GOAL: Set down all of the data exactly as it appears.
# INPUT DATA start
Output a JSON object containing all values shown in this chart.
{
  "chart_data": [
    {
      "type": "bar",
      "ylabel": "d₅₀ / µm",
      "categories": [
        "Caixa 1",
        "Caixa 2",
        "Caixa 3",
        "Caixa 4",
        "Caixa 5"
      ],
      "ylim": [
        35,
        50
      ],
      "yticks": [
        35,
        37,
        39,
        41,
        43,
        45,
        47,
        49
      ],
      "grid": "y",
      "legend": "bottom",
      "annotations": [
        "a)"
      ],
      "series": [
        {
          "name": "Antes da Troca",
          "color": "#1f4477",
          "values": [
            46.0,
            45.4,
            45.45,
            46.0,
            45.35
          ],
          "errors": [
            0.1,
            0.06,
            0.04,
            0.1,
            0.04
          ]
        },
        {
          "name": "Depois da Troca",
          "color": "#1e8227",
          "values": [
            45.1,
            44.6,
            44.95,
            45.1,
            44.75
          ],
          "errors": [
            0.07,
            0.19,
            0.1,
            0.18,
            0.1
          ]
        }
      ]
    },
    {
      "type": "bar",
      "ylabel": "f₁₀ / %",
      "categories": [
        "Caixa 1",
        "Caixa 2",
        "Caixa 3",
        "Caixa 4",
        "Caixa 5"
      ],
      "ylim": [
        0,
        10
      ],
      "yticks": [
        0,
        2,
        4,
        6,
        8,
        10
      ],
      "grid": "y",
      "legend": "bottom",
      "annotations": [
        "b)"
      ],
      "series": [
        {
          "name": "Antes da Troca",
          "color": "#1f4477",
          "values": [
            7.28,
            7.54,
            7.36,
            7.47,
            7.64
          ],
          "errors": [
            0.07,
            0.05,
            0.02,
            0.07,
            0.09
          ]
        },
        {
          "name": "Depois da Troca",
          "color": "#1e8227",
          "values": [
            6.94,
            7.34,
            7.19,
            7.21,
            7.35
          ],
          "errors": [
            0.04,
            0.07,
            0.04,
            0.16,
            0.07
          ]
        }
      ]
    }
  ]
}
# INPUT DATA end
REPLY:
Output a JSON object containing all values shown in this chart.
{
  "chart_data": [
    {
      "type": "bar",
      "ylabel": "d₅₀ / µm",
      "categories": [
        "Caixa 1",
        "Caixa 2",
        "Caixa 3",
        "Caixa 4",
        "Caixa 5"
      ],
      "ylim": [
        35,
        50
      ],
      "yticks": [
        35,
        37,
        39,
        41,
        43,
        45,
        47,
        49
      ],
      "grid": "y",
      "legend": "bottom",
      "annotations": [
        "a)"
      ],
      "series": [
        {
          "name": "Antes da Troca",
          "color": "#1f4477",
          "values": [
            46.0,
            45.4,
            45.45,
            46.0,
            45.35
          ],
          "errors": [
            0.1,
            0.06,
            0.04,
            0.1,
            0.04
          ]
        },
        {
          "name": "Depois da Troca",
          "color": "#1e8227",
          "values": [
            45.1,
            44.6,
            44.95,
            45.1,
            44.75
          ],
          "errors": [
            0.07,
            0.19,
            0.1,
            0.18,
            0.1
          ]
        }
      ]
    },
    {
      "type": "bar",
      "ylabel": "f₁₀ / %",
      "categories": [
        "Caixa 1",
        "Caixa 2",
        "Caixa 3",
        "Caixa 4",
        "Caixa 5"
      ],
      "ylim": [
        0,
        10
      ],
      "yticks": [
        0,
        2,
        4,
        6,
        8,
        10
      ],
      "grid": "y",
      "legend": "bottom",
      "annotations": [
        "b)"
      ],
      "series": [
        {
          "name": "Antes da Troca",
          "color": "#1f4477",
          "values": [
            7.28,
            7.54,
            7.36,
            7.47,
            7.64
          ],
          "errors": [
            0.07,
            0.05,
            0.02,
            0.07,
            0.09
          ]
        },
        {
          "name": "Depois da Troca",
          "color": "#1e8227",
          "values": [
            6.94,
            7.34,
            7.19,
            7.21,
            7.35
          ],
          "errors": [
            0.04,
            0.07,
            0.04,
            0.16,
            0.07
          ]
        }
      ]
    }
  ]
}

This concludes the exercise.